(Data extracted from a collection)
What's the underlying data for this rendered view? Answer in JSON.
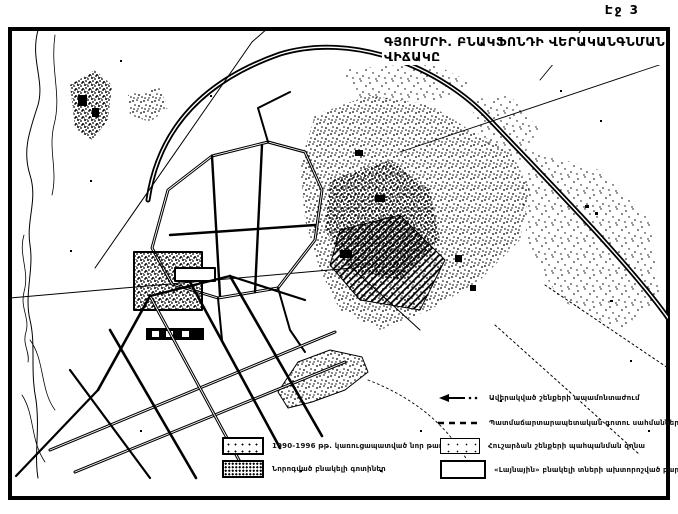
{
  "page_label": "Էջ 3",
  "title": {
    "line1": "ԳՅՈՒՄՐԻ. ԲՆԱԿՖՈՆԴԻ ՎԵՐԱԿԱՆԳՆՄԱՆ",
    "line2": "ՎԻՃԱԿԸ"
  },
  "legend": {
    "left_items": [
      {
        "swatch": "light-stipple-box",
        "label": "1990-1996 թթ. կառուցապատված նոր թաղամասեր"
      },
      {
        "swatch": "dense-stipple-box",
        "label": "Նորոգված բնակելի գոտիներ"
      }
    ],
    "right_items": [
      {
        "swatch": "arrow",
        "label": "Ավերակված շենքերի ապամոնտաժում"
      },
      {
        "swatch": "dashed-line",
        "label": "Պատմաճարտարապետական գոտու սահմանները"
      },
      {
        "swatch": "dotted-box",
        "label": "Հուշարձան շենքերի պահպանման զոնա"
      },
      {
        "swatch": "outline-box",
        "label": "«Լայնային» բնակելի տների ախտորոշված բարեկարգում"
      }
    ]
  },
  "colors": {
    "ink": "#000000",
    "paper": "#ffffff"
  }
}
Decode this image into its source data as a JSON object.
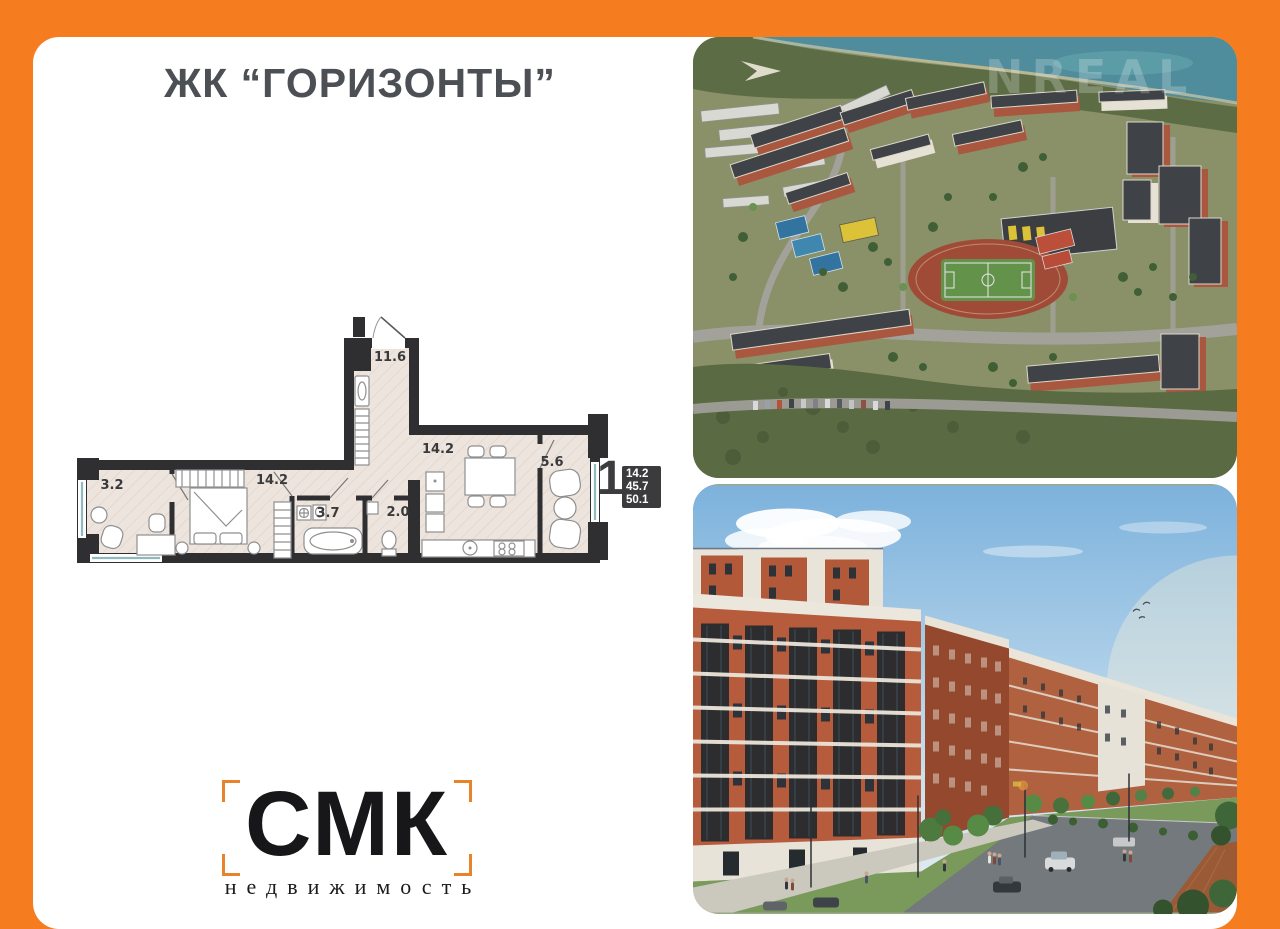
{
  "header": {
    "title": "ЖК “ГОРИЗОНТЫ”"
  },
  "floor_plan": {
    "rooms": [
      {
        "name": "loggia",
        "area": "3.2"
      },
      {
        "name": "bedroom",
        "area": "14.2"
      },
      {
        "name": "hall",
        "area": "11.6"
      },
      {
        "name": "bathroom",
        "area": "3.7"
      },
      {
        "name": "wc",
        "area": "2.0"
      },
      {
        "name": "kitchen-living",
        "area": "14.2"
      },
      {
        "name": "loggia-2",
        "area": "5.6"
      }
    ],
    "summary": {
      "rooms_count": "1",
      "living_area": "14.2",
      "apartment_area": "45.7",
      "total_area": "50.1"
    }
  },
  "photos": {
    "aerial_watermark": "NREAL"
  },
  "logo": {
    "name": "СМК",
    "tagline": "недвижимость"
  },
  "colors": {
    "frame_orange": "#f57d1f",
    "logo_bracket_orange": "#e8832c",
    "plan_wall": "#2f2f31",
    "badge_bg": "#3b3b3d",
    "title_text": "#4c4f54"
  }
}
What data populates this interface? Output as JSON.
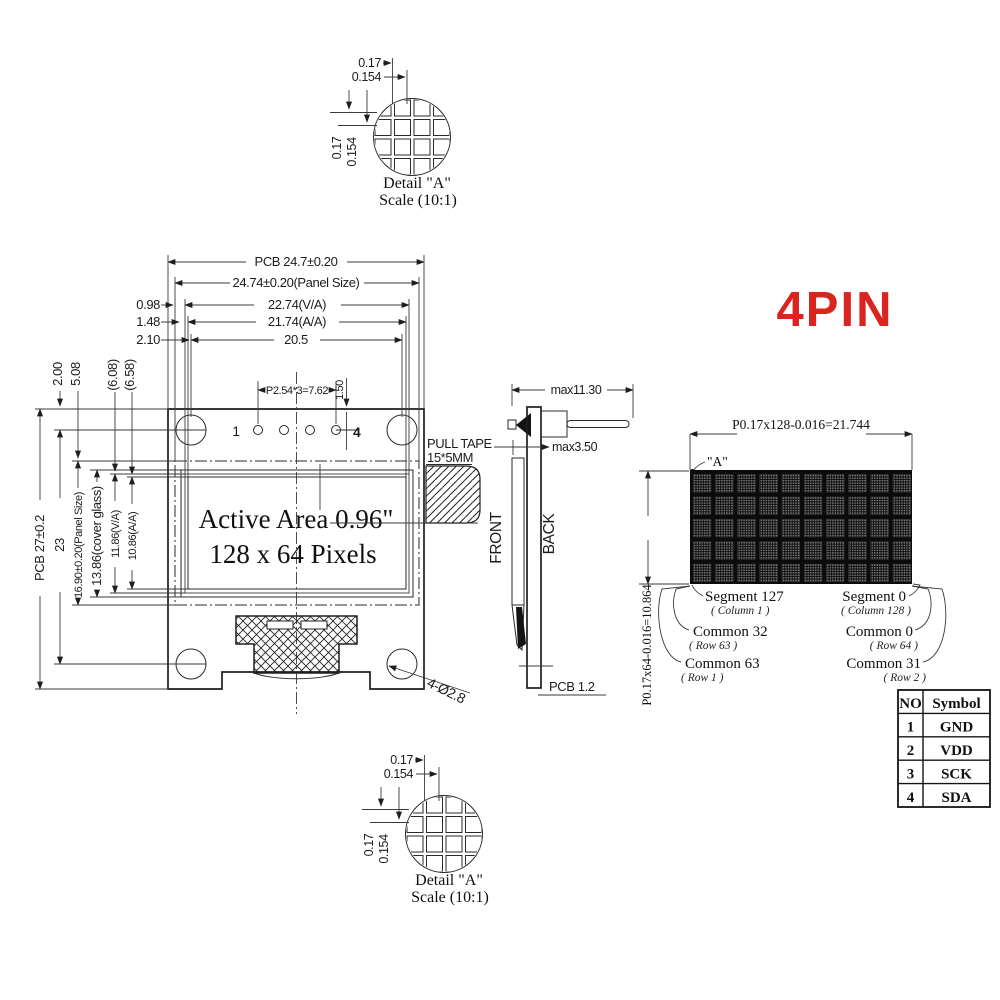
{
  "title": "4PIN",
  "colors": {
    "accent_red": "#da2420",
    "line": "#2a2a2a",
    "matrix_bg": "#0b0b0b",
    "pixel_dot": "#8f8f8f"
  },
  "detail_view": {
    "pitch_h": "0.17",
    "size_h": "0.154",
    "pitch_v": "0.17",
    "size_v": "0.154",
    "label": "Detail \"A\"",
    "scale": "Scale (10:1)"
  },
  "front_view": {
    "dims_top": [
      "PCB 24.7±0.20",
      "24.74±0.20(Panel Size)",
      "22.74(V/A)",
      "21.74(A/A)",
      "20.5"
    ],
    "offsets": [
      "0.98",
      "1.48",
      "2.10"
    ],
    "left_dims": [
      "PCB 27±0.2",
      "23",
      "16.90±0.20(Panel Size)",
      "13.86(cover glass)",
      "11.86(V/A)",
      "10.86(A/A)"
    ],
    "top_stubs": [
      "2.00",
      "5.08",
      "(6.08)",
      "(6.58)"
    ],
    "pins": {
      "first": "1",
      "last": "4",
      "pitch": "P2.54*3=7.62",
      "offset": "1.50"
    },
    "active_area": [
      "Active Area 0.96\"",
      "128 x 64 Pixels"
    ],
    "pull_tape": [
      "PULL TAPE",
      "15*5MM"
    ],
    "hole_note": "4-Ø2.8"
  },
  "side_view": {
    "width": "max11.30",
    "tape": "max3.50",
    "front": "FRONT",
    "back": "BACK",
    "pcb": "PCB 1.2"
  },
  "matrix": {
    "dim_h": "P0.17x128-0.016=21.744",
    "dim_v": "P0.17x64-0.016=10.864",
    "corner": "\"A\"",
    "left": [
      {
        "main": "Segment 127",
        "sub": "( Column 1 )"
      },
      {
        "main": "Common 32",
        "sub": "( Row 63 )"
      },
      {
        "main": "Common 63",
        "sub": "( Row 1 )"
      }
    ],
    "right": [
      {
        "main": "Segment 0",
        "sub": "( Column 128 )"
      },
      {
        "main": "Common 0",
        "sub": "( Row 64 )"
      },
      {
        "main": "Common 31",
        "sub": "( Row 2 )"
      }
    ]
  },
  "pin_table": {
    "headers": [
      "NO",
      "Symbol"
    ],
    "rows": [
      [
        "1",
        "GND"
      ],
      [
        "2",
        "VDD"
      ],
      [
        "3",
        "SCK"
      ],
      [
        "4",
        "SDA"
      ]
    ]
  }
}
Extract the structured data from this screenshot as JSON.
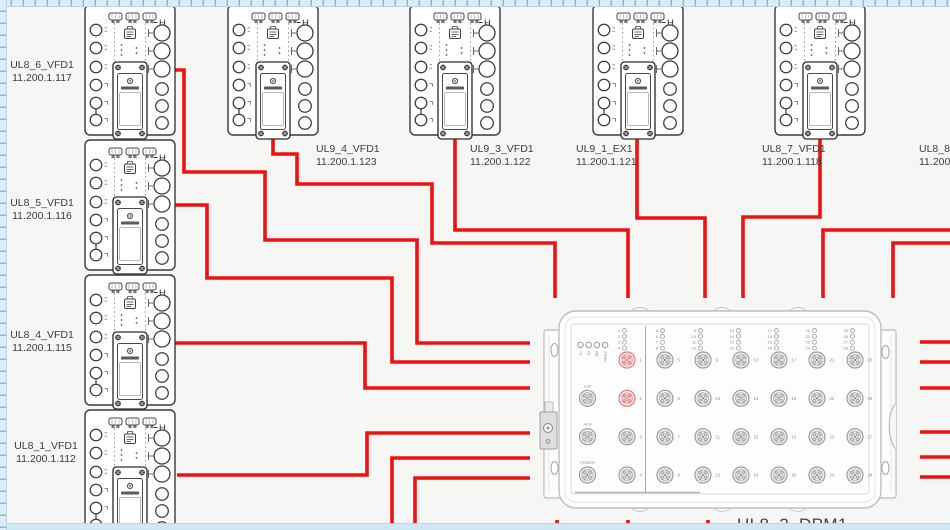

* [WHAT IS NEEDED]:
Print all entries exactly. The images do not belong in the copy.

* [THE SOLUTION]:
What's the underlying data for this rendered view? Answer in JSON.
{
  "page_label": "Էջ 3",
  "title": {
    "line1": "ԳՅՈՒՄՐԻ. ԲՆԱԿՖՈՆԴԻ ՎԵՐԱԿԱՆԳՆՄԱՆ",
    "line2": "ՎԻՃԱԿԸ"
  },
  "legend": {
    "left_items": [
      {
        "swatch": "light-stipple-box",
        "label": "1990-1996 թթ. կառուցապատված նոր թաղամասեր"
      },
      {
        "swatch": "dense-stipple-box",
        "label": "Նորոգված բնակելի գոտիներ"
      }
    ],
    "right_items": [
      {
        "swatch": "arrow",
        "label": "Ավերակված շենքերի ապամոնտաժում"
      },
      {
        "swatch": "dashed-line",
        "label": "Պատմաճարտարապետական գոտու սահմանները"
      },
      {
        "swatch": "dotted-box",
        "label": "Հուշարձան շենքերի պահպանման զոնա"
      },
      {
        "swatch": "outline-box",
        "label": "«Լայնային» բնակելի տների ախտորոշված բարեկարգում"
      }
    ]
  },
  "colors": {
    "ink": "#000000",
    "paper": "#ffffff"
  }
}
Decode this image into its source data as a JSON object.
{
  "header": {
    "title": "ЖК “ГОРИЗОНТЫ”"
  },
  "floor_plan": {
    "rooms": [
      {
        "name": "loggia",
        "area": "3.2"
      },
      {
        "name": "bedroom",
        "area": "14.2"
      },
      {
        "name": "hall",
        "area": "11.6"
      },
      {
        "name": "bathroom",
        "area": "3.7"
      },
      {
        "name": "wc",
        "area": "2.0"
      },
      {
        "name": "kitchen-living",
        "area": "14.2"
      },
      {
        "name": "loggia-2",
        "area": "5.6"
      }
    ],
    "summary": {
      "rooms_count": "1",
      "living_area": "14.2",
      "apartment_area": "45.7",
      "total_area": "50.1"
    }
  },
  "photos": {
    "aerial_watermark": "NREAL"
  },
  "logo": {
    "name": "СМК",
    "tagline": "недвижимость"
  },
  "colors": {
    "frame_orange": "#f57d1f",
    "logo_bracket_orange": "#e8832c",
    "plan_wall": "#2f2f31",
    "badge_bg": "#3b3b3d",
    "title_text": "#4c4f54"
  }
}
What data populates this interface? Output as JSON.
{
  "title": "4PIN",
  "colors": {
    "accent_red": "#da2420",
    "line": "#2a2a2a",
    "matrix_bg": "#0b0b0b",
    "pixel_dot": "#8f8f8f"
  },
  "detail_view": {
    "pitch_h": "0.17",
    "size_h": "0.154",
    "pitch_v": "0.17",
    "size_v": "0.154",
    "label": "Detail \"A\"",
    "scale": "Scale (10:1)"
  },
  "front_view": {
    "dims_top": [
      "PCB 24.7±0.20",
      "24.74±0.20(Panel Size)",
      "22.74(V/A)",
      "21.74(A/A)",
      "20.5"
    ],
    "offsets": [
      "0.98",
      "1.48",
      "2.10"
    ],
    "left_dims": [
      "PCB 27±0.2",
      "23",
      "16.90±0.20(Panel Size)",
      "13.86(cover glass)",
      "11.86(V/A)",
      "10.86(A/A)"
    ],
    "top_stubs": [
      "2.00",
      "5.08",
      "(6.08)",
      "(6.58)"
    ],
    "pins": {
      "first": "1",
      "last": "4",
      "pitch": "P2.54*3=7.62",
      "offset": "1.50"
    },
    "active_area": [
      "Active Area 0.96\"",
      "128 x 64 Pixels"
    ],
    "pull_tape": [
      "PULL TAPE",
      "15*5MM"
    ],
    "hole_note": "4-Ø2.8"
  },
  "side_view": {
    "width": "max11.30",
    "tape": "max3.50",
    "front": "FRONT",
    "back": "BACK",
    "pcb": "PCB 1.2"
  },
  "matrix": {
    "dim_h": "P0.17x128-0.016=21.744",
    "dim_v": "P0.17x64-0.016=10.864",
    "corner": "\"A\"",
    "left": [
      {
        "main": "Segment 127",
        "sub": "( Column 1 )"
      },
      {
        "main": "Common 32",
        "sub": "( Row 63 )"
      },
      {
        "main": "Common 63",
        "sub": "( Row 1 )"
      }
    ],
    "right": [
      {
        "main": "Segment 0",
        "sub": "( Column 128 )"
      },
      {
        "main": "Common 0",
        "sub": "( Row 64 )"
      },
      {
        "main": "Common 31",
        "sub": "( Row 2 )"
      }
    ]
  },
  "pin_table": {
    "headers": [
      "NO",
      "Symbol"
    ],
    "rows": [
      [
        "1",
        "GND"
      ],
      [
        "2",
        "VDD"
      ],
      [
        "3",
        "SCK"
      ],
      [
        "4",
        "SDA"
      ]
    ]
  }
}
Extract the structured data from this screenshot as JSON.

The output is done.